(LESETEXT):

⟨

Eine Privilegierung dieser Instrumente für den Finanzsektor soll insbesondere dadurch erfolgen, dass unter bestimmten Voraussetzungen die Schaffung von bedingtem Kapital keinen betraglichen Grenzen unterliegen soll. Derzeit sieht § 192 Abs 3 des deutschen Aktiengesetzes (dAktG), der im Wesentlichen § 159 Abs 4 öAktG entspricht, nämlich noch eine Höchstgrenze für die Schaffung von bedingtem Kapital vor: Der Nennbetrag des bedingten Kapitals darf insgesamt die Hälfte des zur Zeit des Beschlusses über die bedingte Kapitalerhöhung vorhandenen Grundkapitals nicht übersteigen. Diese Höchstgrenze dient insbesondere dem Schutz der Aktionäre vor einer Verwässerung der bestehenden Eigentümerstruktur. Aufgrund der Funktion von CoCos bzw umgekehrten Wandelanleihen als Sanierungsinstrument erscheint diese Höchstgrenze jedoch nicht mehr zweckmäßig und ein Abgehen für Fälle drohender Zahlungsunfähigkeit sachlich gerechtfertigt. In Deutschland soll nach dem Regierungsentwurf die 50%-Höchstgrenze für Banken dann nicht gelten, wenn die bedingte Kapitalerhöhung zur Erfüllung eines Umtauschs im Falle einer Belastungssituation beschlossen wird.

⟩

Welche Höchstgrenze für bedingtes Kapital legt § 192 Abs 3 dAktG laut dem Text zum bedingten Kapital derzeit fest?

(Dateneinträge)
⟨

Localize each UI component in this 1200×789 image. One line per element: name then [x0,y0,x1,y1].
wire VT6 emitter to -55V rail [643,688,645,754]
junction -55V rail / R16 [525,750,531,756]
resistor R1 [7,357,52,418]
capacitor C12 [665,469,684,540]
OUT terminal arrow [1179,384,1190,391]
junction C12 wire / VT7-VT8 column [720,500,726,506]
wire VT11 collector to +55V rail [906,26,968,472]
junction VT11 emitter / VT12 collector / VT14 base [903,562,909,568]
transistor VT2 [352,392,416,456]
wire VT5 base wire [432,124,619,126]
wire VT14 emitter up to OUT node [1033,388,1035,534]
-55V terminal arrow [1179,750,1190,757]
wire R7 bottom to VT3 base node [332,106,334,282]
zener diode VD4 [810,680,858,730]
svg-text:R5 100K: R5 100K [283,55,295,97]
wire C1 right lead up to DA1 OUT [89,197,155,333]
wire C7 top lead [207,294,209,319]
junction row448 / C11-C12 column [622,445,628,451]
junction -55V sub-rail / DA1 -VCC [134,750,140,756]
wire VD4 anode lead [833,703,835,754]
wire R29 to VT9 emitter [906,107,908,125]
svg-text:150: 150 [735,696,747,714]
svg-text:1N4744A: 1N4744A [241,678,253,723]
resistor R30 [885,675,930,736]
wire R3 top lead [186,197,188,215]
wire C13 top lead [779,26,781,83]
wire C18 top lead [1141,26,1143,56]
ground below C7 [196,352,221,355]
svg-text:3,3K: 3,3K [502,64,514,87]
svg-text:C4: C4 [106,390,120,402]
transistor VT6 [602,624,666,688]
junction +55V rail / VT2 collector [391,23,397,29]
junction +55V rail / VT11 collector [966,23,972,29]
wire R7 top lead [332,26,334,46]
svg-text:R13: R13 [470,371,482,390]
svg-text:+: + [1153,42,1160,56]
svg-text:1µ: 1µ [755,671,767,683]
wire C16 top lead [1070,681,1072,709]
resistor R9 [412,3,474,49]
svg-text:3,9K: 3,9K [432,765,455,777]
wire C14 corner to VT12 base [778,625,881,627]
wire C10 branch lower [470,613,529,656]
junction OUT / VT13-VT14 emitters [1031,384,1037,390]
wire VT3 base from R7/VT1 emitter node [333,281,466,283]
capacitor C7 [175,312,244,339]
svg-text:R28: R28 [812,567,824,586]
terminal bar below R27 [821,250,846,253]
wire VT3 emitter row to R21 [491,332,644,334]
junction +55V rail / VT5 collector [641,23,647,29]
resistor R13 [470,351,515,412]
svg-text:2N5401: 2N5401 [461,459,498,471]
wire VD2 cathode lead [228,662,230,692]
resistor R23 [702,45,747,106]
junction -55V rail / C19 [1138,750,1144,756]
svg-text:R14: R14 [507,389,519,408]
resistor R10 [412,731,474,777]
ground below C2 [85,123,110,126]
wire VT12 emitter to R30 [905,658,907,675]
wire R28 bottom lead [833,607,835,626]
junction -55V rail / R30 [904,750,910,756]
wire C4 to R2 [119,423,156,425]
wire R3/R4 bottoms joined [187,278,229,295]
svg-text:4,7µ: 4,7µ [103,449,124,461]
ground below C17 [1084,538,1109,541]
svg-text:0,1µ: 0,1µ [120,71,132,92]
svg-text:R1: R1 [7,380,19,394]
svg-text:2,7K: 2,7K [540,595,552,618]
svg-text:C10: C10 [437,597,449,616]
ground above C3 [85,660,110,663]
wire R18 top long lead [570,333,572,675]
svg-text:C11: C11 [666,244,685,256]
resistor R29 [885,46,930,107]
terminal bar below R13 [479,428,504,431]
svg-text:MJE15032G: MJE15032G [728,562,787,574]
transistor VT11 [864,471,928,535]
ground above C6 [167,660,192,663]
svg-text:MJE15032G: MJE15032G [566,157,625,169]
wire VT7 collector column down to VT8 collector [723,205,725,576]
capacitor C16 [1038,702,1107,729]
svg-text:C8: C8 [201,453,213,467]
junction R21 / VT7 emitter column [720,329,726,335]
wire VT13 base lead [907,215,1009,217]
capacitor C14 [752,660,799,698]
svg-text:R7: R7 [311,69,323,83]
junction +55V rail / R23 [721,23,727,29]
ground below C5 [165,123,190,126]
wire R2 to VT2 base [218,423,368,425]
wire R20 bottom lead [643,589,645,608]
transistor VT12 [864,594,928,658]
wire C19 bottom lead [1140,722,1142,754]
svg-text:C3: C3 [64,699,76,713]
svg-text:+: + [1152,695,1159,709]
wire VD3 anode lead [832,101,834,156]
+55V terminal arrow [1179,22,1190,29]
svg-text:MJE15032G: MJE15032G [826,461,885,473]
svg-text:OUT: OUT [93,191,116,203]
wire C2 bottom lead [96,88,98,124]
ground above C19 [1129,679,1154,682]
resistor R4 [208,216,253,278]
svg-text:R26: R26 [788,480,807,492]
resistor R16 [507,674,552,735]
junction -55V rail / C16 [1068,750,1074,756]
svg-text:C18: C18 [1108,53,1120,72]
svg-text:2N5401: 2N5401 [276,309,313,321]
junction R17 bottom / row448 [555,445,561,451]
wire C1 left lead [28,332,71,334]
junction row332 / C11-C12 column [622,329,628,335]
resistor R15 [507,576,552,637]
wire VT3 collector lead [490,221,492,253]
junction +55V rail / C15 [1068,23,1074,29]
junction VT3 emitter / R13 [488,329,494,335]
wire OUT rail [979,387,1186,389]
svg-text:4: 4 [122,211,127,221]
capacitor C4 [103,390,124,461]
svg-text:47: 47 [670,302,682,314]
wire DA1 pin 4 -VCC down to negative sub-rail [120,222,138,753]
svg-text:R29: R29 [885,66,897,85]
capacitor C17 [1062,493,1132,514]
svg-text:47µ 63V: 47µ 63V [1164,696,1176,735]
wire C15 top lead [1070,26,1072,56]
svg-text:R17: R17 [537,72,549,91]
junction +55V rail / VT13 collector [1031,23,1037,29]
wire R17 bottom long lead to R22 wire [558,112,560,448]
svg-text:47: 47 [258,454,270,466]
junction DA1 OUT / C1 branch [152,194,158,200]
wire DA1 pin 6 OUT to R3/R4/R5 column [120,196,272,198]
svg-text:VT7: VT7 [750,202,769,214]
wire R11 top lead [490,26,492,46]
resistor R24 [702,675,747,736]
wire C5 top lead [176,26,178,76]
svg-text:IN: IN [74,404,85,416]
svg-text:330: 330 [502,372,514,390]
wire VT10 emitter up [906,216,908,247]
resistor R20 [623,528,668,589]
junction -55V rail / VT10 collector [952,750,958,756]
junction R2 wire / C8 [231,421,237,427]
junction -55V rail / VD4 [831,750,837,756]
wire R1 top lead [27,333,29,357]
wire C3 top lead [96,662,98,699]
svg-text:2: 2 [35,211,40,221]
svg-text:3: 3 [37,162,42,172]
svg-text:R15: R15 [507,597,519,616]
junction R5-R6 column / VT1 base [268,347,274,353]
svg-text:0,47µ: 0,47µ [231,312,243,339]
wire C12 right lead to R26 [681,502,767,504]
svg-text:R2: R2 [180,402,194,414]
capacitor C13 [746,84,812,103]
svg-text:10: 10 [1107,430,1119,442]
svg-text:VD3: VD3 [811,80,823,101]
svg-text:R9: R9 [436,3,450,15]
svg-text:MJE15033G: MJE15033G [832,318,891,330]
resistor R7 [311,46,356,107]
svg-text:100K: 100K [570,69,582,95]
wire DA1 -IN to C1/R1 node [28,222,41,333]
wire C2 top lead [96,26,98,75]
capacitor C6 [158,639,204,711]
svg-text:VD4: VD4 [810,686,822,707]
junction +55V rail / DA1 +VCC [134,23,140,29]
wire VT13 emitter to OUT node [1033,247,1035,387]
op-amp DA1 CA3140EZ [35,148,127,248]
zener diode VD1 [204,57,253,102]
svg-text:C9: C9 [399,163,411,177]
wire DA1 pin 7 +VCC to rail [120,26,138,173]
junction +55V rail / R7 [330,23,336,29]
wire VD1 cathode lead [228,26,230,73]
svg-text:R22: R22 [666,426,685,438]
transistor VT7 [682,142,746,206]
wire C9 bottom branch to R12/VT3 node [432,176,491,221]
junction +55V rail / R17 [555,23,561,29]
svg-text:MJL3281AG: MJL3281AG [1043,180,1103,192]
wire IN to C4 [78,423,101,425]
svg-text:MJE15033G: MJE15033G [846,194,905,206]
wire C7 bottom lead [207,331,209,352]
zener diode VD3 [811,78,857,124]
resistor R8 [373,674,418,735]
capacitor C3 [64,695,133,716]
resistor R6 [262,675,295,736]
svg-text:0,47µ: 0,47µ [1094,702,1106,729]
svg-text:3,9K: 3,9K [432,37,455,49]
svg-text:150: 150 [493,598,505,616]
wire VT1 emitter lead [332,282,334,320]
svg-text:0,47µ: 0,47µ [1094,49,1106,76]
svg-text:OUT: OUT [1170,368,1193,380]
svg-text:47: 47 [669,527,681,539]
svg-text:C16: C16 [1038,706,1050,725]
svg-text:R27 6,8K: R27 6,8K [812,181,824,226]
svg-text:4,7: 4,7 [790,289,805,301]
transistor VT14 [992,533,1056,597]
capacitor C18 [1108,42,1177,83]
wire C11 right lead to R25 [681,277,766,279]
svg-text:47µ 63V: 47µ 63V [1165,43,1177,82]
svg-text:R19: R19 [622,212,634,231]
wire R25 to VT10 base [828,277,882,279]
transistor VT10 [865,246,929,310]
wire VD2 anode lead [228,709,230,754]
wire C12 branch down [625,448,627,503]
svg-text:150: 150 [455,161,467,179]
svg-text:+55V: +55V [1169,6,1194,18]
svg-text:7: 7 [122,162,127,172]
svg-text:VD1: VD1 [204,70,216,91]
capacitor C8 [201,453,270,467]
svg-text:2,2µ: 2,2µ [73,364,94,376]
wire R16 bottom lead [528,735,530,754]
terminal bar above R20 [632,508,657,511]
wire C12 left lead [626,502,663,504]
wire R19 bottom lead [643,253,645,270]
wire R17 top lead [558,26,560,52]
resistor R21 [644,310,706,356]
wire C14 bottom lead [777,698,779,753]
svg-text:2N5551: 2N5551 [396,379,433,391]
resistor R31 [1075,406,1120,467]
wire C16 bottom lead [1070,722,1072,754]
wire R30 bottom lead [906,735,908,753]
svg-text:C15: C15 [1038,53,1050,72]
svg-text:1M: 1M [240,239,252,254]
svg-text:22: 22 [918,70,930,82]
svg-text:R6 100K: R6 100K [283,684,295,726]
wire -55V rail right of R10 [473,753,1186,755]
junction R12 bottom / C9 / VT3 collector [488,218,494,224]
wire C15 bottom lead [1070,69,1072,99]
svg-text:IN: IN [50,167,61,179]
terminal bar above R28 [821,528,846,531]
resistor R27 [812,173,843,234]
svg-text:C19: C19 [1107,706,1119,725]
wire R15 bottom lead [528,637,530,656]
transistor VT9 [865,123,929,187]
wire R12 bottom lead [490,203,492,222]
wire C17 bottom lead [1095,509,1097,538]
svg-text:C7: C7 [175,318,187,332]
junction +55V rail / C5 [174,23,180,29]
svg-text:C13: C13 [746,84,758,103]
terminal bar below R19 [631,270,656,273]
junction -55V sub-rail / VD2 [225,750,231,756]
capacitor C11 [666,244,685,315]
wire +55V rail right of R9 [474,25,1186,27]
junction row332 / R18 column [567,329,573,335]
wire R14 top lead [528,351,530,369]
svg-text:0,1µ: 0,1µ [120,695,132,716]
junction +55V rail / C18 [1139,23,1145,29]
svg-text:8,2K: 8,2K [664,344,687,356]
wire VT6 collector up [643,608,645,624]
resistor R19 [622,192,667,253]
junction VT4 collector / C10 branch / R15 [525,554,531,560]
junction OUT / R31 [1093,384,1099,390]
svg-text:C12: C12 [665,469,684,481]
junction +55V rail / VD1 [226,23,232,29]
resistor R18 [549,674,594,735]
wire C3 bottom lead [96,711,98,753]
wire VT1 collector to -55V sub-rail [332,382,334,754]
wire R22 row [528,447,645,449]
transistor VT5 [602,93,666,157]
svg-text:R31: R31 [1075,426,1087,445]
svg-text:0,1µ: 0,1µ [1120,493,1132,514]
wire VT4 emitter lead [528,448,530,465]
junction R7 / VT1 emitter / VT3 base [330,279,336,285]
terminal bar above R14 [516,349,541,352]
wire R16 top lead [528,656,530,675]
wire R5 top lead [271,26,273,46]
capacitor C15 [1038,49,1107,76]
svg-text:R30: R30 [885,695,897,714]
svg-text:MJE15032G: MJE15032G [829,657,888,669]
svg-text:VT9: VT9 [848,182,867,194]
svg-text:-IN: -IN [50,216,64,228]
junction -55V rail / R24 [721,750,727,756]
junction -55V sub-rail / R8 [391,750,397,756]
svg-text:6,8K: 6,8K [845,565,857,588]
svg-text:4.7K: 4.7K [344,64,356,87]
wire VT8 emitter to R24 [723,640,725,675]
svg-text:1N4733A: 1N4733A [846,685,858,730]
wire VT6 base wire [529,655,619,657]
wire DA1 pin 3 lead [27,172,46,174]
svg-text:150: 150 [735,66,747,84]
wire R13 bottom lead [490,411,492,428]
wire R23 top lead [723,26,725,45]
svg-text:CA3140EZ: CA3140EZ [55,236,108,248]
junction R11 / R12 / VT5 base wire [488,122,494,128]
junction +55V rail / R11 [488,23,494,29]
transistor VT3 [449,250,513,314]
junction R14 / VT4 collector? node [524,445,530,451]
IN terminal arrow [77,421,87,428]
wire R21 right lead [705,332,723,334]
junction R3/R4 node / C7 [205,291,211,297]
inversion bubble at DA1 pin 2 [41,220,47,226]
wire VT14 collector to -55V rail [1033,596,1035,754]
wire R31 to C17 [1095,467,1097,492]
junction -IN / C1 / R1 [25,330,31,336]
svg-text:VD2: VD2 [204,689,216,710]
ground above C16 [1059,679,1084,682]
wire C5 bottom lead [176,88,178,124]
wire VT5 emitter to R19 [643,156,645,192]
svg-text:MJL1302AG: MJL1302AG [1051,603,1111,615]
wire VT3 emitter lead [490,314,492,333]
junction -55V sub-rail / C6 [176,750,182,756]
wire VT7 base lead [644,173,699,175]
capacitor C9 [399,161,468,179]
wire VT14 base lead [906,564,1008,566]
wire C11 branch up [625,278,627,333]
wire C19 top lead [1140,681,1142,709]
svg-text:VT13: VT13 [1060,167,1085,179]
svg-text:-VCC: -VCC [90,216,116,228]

⟩

(ANTWORT): Der Nennbetrag des bedingten Kapitals darf insgesamt die Hälfte des Grundkapitals nicht übersteigen, das zur Zeit des Beschlusses über die bedingte Kapitalerhöhung vorhanden ist.